__Given problem__
Determine which lines contain the word "name", then copy those lines.

---------- Records for the task

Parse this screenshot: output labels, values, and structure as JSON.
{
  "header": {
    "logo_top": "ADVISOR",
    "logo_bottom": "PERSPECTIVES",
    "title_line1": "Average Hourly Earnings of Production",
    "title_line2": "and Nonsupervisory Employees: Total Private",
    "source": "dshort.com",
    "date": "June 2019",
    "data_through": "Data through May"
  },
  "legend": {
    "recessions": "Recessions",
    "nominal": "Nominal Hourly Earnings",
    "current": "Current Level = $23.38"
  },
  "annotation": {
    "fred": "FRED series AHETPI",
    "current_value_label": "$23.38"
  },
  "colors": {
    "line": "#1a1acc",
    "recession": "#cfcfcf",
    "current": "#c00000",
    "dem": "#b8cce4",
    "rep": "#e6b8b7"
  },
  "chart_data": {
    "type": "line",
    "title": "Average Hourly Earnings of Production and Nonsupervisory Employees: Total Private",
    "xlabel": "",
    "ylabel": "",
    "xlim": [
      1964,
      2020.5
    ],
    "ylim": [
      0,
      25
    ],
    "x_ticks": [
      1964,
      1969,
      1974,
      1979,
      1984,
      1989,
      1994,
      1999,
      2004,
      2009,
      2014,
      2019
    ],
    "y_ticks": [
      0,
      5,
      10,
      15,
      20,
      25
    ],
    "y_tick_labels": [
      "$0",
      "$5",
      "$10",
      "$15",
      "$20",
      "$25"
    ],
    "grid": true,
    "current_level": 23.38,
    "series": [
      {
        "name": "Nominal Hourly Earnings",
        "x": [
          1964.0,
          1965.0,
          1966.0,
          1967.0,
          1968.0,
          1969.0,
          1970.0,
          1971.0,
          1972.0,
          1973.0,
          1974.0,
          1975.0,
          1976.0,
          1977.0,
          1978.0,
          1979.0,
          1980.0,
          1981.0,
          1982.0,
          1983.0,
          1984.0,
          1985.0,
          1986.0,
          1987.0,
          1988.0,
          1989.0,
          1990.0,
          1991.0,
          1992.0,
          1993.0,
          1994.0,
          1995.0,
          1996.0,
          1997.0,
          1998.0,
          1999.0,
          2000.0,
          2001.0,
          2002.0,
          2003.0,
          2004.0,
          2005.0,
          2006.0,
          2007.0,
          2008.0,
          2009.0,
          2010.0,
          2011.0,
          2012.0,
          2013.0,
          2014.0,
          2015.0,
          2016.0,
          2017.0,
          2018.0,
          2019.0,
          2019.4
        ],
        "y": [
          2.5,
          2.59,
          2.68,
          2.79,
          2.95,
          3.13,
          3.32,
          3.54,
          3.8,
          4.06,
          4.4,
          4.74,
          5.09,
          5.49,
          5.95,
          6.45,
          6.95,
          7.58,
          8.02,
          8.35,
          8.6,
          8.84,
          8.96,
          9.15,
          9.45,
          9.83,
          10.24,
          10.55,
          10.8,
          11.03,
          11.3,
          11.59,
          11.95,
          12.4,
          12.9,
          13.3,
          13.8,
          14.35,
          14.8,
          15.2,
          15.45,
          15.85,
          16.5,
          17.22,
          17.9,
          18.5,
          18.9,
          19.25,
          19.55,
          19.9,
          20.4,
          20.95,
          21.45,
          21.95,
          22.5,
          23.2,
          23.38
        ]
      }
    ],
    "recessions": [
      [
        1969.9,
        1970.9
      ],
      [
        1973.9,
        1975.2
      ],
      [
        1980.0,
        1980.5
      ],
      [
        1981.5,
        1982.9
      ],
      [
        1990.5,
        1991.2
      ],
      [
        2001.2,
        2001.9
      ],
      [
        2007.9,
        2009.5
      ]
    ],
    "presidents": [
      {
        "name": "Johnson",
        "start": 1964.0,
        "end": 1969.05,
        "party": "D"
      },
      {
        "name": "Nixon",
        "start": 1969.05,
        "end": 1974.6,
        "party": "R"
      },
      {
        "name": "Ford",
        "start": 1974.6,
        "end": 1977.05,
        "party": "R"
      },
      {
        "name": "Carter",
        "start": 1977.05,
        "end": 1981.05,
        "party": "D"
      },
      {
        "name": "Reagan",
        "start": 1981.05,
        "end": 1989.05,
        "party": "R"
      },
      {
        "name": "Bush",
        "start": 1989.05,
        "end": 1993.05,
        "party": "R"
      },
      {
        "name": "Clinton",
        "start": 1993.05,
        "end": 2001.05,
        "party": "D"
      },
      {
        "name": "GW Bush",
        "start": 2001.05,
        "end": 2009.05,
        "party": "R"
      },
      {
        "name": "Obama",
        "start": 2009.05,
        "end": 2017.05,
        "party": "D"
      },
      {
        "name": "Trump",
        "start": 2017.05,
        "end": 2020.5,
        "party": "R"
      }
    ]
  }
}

--------------------

__Task result__
        "name": "Nominal Hourly Earnings",
        "name": "Johnson",
        "name": "Nixon",
        "name": "Ford",
        "name": "Carter",
        "name": "Reagan",
        "name": "Bush",
        "name": "Clinton",
        "name": "GW Bush",
        "name": "Obama",
        "name": "Trump",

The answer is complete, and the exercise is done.